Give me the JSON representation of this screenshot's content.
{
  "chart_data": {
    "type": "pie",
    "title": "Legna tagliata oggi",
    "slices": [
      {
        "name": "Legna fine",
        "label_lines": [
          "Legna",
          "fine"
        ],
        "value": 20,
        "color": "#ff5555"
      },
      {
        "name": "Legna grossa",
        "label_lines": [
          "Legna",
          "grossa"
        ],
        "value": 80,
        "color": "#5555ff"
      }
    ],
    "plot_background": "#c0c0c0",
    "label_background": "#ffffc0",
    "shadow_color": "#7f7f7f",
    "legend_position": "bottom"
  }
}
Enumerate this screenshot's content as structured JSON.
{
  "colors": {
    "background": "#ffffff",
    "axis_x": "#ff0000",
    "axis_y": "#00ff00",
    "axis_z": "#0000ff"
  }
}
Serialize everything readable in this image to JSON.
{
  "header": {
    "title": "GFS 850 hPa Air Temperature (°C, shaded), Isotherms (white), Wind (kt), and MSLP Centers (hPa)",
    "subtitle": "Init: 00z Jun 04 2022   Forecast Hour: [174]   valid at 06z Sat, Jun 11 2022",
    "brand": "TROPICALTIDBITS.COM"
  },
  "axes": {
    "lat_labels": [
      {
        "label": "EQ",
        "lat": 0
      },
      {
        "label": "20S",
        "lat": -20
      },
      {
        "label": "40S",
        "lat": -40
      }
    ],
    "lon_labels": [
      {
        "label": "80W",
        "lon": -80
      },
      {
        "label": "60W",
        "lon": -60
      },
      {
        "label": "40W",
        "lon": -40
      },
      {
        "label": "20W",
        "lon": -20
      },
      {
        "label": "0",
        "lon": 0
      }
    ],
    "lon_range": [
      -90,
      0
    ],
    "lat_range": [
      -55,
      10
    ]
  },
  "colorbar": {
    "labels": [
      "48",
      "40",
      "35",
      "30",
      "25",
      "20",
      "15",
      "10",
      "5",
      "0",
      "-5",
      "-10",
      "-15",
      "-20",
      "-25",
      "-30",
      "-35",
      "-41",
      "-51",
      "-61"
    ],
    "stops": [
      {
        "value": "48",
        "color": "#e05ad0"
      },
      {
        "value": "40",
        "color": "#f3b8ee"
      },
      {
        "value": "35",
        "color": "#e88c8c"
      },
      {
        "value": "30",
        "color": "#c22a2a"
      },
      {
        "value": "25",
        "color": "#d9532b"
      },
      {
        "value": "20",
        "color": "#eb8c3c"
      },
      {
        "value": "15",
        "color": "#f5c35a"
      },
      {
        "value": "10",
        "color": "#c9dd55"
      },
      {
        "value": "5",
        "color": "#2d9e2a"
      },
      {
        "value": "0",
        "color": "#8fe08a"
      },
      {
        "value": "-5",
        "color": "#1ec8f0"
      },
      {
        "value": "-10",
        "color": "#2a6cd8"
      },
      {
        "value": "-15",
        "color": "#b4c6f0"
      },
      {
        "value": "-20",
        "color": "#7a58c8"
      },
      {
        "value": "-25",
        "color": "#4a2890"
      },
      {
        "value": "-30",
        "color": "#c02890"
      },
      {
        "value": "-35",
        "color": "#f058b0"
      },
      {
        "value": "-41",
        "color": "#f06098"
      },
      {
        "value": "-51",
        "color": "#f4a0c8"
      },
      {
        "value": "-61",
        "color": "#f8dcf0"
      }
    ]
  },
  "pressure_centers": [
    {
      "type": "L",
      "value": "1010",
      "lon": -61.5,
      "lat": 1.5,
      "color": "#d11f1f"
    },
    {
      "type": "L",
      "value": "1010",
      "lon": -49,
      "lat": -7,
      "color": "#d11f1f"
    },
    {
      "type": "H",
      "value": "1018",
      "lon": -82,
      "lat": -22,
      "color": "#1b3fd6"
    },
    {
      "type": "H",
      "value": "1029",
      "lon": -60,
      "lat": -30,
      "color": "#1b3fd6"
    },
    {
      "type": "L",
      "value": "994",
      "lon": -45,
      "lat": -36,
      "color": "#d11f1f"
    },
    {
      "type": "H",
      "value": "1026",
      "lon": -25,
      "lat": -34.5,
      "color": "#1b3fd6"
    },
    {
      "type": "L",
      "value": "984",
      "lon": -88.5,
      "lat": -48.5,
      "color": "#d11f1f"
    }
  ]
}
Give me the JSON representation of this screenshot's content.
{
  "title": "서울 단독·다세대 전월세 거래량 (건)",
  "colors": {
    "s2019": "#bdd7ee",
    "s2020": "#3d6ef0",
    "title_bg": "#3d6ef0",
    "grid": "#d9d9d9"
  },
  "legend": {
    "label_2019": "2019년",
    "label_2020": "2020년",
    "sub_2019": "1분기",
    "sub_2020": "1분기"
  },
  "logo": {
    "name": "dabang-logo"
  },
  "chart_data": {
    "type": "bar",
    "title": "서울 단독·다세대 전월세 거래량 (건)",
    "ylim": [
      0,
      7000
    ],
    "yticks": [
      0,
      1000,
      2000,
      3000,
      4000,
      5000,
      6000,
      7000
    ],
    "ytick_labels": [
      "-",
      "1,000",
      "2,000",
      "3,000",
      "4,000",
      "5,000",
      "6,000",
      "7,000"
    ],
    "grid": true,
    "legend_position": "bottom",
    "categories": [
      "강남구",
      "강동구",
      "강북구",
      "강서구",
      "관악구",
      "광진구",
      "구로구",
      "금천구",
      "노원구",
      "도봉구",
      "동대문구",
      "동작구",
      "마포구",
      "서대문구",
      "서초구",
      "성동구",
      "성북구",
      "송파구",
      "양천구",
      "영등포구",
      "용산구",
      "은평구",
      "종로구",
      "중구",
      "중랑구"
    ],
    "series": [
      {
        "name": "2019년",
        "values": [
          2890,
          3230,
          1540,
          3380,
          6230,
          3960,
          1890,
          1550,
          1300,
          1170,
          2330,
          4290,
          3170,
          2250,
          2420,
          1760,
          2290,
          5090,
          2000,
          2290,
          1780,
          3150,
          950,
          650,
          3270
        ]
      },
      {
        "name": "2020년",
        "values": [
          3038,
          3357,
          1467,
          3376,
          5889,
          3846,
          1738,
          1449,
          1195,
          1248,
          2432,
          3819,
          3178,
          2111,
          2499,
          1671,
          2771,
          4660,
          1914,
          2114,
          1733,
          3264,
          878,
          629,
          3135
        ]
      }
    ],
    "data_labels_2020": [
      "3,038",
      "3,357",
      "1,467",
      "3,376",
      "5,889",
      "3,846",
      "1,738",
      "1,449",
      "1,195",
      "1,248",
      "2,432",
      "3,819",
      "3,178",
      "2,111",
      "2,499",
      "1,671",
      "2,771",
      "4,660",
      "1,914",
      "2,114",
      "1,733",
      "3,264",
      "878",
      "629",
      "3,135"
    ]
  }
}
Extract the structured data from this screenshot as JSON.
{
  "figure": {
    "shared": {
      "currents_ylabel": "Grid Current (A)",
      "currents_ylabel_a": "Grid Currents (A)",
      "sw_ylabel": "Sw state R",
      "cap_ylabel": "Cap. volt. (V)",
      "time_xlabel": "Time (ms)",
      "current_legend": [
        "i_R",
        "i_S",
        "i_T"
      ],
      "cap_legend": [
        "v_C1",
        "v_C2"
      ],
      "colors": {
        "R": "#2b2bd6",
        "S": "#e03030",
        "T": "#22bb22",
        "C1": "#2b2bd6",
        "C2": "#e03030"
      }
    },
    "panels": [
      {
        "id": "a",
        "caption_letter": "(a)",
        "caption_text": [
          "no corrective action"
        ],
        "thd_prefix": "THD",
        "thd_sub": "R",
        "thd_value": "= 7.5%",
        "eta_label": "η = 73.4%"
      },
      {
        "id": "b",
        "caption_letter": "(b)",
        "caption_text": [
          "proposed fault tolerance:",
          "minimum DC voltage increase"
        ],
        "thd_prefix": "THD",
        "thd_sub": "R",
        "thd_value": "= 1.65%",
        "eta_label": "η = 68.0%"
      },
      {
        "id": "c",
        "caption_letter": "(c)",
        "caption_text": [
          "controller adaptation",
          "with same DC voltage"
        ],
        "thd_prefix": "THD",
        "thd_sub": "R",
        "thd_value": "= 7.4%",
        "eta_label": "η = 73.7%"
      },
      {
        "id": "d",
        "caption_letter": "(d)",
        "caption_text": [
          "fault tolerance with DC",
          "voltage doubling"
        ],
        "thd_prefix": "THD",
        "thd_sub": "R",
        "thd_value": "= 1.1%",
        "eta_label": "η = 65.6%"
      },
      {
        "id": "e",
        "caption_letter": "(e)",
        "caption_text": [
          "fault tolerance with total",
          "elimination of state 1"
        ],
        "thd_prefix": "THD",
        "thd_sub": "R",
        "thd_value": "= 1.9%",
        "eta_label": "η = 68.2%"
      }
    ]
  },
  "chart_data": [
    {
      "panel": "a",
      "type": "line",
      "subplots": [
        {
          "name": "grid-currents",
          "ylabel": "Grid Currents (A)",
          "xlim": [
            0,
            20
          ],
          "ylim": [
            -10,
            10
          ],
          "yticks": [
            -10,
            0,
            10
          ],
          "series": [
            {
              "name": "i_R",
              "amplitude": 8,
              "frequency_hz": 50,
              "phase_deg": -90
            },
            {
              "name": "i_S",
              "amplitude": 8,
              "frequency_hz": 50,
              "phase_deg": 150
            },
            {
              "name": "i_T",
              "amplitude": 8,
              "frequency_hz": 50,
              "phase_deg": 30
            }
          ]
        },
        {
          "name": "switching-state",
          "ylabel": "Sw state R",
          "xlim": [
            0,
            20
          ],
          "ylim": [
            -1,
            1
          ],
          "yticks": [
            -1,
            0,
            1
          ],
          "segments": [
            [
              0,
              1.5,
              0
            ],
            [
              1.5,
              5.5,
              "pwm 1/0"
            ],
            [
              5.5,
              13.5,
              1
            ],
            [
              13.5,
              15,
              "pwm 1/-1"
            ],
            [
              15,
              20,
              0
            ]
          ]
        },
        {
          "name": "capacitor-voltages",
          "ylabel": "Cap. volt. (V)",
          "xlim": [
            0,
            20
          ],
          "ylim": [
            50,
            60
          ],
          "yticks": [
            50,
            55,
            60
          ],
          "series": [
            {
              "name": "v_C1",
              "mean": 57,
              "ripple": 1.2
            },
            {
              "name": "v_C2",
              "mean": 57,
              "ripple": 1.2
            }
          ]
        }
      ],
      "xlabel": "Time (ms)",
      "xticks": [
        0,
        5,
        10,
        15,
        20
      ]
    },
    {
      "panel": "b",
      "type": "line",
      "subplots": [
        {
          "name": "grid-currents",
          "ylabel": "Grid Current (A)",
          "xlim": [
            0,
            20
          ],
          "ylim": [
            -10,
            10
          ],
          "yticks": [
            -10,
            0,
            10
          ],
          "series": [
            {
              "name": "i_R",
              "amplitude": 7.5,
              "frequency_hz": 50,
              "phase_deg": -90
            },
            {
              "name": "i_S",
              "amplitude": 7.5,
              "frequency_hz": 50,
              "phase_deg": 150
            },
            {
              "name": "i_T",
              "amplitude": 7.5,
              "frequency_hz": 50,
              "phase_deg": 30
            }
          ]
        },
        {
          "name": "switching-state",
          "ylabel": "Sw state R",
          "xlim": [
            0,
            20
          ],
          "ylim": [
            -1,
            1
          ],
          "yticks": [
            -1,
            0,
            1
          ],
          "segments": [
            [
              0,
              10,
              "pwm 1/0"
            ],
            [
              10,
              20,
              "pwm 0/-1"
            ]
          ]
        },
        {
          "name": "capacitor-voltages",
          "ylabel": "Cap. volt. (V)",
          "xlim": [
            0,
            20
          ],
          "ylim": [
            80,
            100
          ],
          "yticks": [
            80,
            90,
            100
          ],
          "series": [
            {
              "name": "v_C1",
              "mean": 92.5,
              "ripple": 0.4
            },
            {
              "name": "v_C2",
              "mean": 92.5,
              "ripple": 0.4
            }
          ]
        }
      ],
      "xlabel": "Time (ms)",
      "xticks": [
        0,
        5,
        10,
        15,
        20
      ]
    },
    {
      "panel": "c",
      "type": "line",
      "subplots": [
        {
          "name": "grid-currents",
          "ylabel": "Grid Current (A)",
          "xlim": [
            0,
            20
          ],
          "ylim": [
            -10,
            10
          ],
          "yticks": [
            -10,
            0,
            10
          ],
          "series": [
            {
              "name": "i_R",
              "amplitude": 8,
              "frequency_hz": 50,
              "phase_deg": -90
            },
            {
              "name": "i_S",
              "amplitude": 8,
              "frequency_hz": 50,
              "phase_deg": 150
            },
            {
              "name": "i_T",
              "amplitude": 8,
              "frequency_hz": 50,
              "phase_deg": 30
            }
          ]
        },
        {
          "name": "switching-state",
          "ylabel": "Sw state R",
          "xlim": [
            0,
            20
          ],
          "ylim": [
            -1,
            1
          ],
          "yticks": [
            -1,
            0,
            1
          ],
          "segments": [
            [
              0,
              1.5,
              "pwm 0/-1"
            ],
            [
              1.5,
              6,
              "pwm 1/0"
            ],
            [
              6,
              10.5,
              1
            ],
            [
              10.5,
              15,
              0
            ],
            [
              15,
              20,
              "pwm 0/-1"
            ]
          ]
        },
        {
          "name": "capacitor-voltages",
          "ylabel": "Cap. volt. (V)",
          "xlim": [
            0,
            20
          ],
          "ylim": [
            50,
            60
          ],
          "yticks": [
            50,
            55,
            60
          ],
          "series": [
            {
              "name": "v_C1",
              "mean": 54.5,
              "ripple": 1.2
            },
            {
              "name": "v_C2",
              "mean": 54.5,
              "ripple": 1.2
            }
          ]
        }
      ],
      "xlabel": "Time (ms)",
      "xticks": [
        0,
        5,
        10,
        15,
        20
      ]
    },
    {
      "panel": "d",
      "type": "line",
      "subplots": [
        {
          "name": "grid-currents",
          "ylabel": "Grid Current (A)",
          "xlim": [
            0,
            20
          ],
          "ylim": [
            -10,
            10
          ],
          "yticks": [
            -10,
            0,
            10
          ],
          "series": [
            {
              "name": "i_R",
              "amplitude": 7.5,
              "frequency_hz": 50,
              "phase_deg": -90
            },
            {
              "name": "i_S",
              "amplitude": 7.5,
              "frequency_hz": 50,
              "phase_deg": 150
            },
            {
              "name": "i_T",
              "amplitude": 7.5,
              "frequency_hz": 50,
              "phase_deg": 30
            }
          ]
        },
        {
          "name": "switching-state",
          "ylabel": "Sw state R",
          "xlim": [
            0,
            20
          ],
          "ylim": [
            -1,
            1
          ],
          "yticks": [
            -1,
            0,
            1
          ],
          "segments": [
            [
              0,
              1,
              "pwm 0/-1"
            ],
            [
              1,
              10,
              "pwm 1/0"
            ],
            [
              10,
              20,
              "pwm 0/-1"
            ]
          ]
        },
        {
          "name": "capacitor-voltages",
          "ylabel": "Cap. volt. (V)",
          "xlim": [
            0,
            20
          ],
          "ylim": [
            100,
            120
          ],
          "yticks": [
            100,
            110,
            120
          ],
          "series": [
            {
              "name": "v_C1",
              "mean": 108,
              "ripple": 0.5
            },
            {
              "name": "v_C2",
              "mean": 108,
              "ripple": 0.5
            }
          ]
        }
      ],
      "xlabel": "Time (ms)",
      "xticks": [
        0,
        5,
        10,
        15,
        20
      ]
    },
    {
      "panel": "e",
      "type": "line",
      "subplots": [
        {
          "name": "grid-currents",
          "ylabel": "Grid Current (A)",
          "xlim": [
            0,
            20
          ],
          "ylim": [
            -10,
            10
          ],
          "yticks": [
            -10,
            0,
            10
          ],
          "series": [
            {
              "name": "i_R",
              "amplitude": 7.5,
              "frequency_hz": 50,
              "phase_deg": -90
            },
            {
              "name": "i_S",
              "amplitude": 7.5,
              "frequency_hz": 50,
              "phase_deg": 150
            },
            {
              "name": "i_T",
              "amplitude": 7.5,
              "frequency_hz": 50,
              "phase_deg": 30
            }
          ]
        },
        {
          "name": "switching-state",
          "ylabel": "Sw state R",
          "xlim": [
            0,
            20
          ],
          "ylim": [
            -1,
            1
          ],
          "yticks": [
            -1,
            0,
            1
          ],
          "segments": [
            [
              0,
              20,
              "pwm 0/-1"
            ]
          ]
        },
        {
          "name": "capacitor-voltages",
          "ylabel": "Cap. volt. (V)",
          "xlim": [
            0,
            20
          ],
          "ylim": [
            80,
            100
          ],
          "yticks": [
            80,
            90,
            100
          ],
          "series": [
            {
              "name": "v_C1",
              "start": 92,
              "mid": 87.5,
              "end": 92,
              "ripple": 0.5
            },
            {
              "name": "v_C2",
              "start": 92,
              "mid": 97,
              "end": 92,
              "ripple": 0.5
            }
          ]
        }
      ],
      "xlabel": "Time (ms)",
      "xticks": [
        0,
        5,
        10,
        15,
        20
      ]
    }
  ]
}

──────────────────────────────

- [OBJECTIVE]: Using the material above, report each line where "bottom" occurs.

- [RESPONSE TO THIS EXERCISE]:
    "legend_position": "bottom"
    "legend_position": "bottom",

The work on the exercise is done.